[Source records]
## begin

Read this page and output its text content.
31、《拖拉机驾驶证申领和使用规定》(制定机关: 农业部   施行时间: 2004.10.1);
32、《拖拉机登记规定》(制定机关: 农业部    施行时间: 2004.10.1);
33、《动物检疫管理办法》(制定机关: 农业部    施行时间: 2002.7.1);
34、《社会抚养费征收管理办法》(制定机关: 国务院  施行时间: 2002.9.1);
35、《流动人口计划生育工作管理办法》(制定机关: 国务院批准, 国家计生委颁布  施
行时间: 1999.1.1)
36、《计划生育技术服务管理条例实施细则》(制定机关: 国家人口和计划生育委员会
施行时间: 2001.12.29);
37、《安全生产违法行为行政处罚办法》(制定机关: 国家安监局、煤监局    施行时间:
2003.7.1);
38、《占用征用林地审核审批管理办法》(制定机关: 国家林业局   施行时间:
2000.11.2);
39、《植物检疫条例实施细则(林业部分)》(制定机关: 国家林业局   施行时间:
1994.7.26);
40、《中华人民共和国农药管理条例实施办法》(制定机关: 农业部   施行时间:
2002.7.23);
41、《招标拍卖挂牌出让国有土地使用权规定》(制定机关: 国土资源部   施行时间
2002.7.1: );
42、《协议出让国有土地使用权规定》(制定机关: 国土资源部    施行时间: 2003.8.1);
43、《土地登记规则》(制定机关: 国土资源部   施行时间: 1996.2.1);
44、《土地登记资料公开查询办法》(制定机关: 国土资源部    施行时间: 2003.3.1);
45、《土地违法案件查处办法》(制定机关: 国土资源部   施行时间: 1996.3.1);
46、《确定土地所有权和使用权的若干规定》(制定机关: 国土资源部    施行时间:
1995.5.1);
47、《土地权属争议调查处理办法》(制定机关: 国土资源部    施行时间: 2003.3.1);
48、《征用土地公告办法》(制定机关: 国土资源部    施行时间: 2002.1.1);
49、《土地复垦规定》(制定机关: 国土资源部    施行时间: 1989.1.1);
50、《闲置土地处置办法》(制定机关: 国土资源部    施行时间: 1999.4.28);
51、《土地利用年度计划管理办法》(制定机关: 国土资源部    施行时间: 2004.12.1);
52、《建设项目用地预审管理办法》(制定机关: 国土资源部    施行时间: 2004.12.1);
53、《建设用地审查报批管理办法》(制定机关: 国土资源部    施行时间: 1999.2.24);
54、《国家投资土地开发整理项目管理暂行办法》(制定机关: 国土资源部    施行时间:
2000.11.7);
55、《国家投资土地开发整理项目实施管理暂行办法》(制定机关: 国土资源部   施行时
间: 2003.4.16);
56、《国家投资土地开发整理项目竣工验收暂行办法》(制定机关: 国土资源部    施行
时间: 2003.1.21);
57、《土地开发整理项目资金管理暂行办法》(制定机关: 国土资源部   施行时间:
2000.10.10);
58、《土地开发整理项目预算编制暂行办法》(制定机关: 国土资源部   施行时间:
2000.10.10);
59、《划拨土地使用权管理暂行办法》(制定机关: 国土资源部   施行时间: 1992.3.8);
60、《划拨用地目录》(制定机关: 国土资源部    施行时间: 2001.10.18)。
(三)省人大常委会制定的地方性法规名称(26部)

## end

**INSTRUCTIONS FOR THE TASK:**
Quote all of the entries verbatim.

**OUTPUT OF THE EXERCISE:**
Read this page and output its text content.
31、《拖拉机驾驶证申领和使用规定》(制定机关: 农业部   施行时间: 2004.10.1);
32、《拖拉机登记规定》(制定机关: 农业部    施行时间: 2004.10.1);
33、《动物检疫管理办法》(制定机关: 农业部    施行时间: 2002.7.1);
34、《社会抚养费征收管理办法》(制定机关: 国务院  施行时间: 2002.9.1);
35、《流动人口计划生育工作管理办法》(制定机关: 国务院批准, 国家计生委颁布  施
行时间: 1999.1.1)
36、《计划生育技术服务管理条例实施细则》(制定机关: 国家人口和计划生育委员会
施行时间: 2001.12.29);
37、《安全生产违法行为行政处罚办法》(制定机关: 国家安监局、煤监局    施行时间:
2003.7.1);
38、《占用征用林地审核审批管理办法》(制定机关: 国家林业局   施行时间:
2000.11.2);
39、《植物检疫条例实施细则(林业部分)》(制定机关: 国家林业局   施行时间:
1994.7.26);
40、《中华人民共和国农药管理条例实施办法》(制定机关: 农业部   施行时间:
2002.7.23);
41、《招标拍卖挂牌出让国有土地使用权规定》(制定机关: 国土资源部   施行时间
2002.7.1: );
42、《协议出让国有土地使用权规定》(制定机关: 国土资源部    施行时间: 2003.8.1);
43、《土地登记规则》(制定机关: 国土资源部   施行时间: 1996.2.1);
44、《土地登记资料公开查询办法》(制定机关: 国土资源部    施行时间: 2003.3.1);
45、《土地违法案件查处办法》(制定机关: 国土资源部   施行时间: 1996.3.1);
46、《确定土地所有权和使用权的若干规定》(制定机关: 国土资源部    施行时间:
1995.5.1);
47、《土地权属争议调查处理办法》(制定机关: 国土资源部    施行时间: 2003.3.1);
48、《征用土地公告办法》(制定机关: 国土资源部    施行时间: 2002.1.1);
49、《土地复垦规定》(制定机关: 国土资源部    施行时间: 1989.1.1);
50、《闲置土地处置办法》(制定机关: 国土资源部    施行时间: 1999.4.28);
51、《土地利用年度计划管理办法》(制定机关: 国土资源部    施行时间: 2004.12.1);
52、《建设项目用地预审管理办法》(制定机关: 国土资源部    施行时间: 2004.12.1);
53、《建设用地审查报批管理办法》(制定机关: 国土资源部    施行时间: 1999.2.24);
54、《国家投资土地开发整理项目管理暂行办法》(制定机关: 国土资源部    施行时间:
2000.11.7);
55、《国家投资土地开发整理项目实施管理暂行办法》(制定机关: 国土资源部   施行时
间: 2003.4.16);
56、《国家投资土地开发整理项目竣工验收暂行办法》(制定机关: 国土资源部    施行
时间: 2003.1.21);
57、《土地开发整理项目资金管理暂行办法》(制定机关: 国土资源部   施行时间:
2000.10.10);
58、《土地开发整理项目预算编制暂行办法》(制定机关: 国土资源部   施行时间:
2000.10.10);
59、《划拨土地使用权管理暂行办法》(制定机关: 国土资源部   施行时间: 1992.3.8);
60、《划拨用地目录》(制定机关: 国土资源部    施行时间: 2001.10.18)。
(三)省人大常委会制定的地方性法规名称(26部)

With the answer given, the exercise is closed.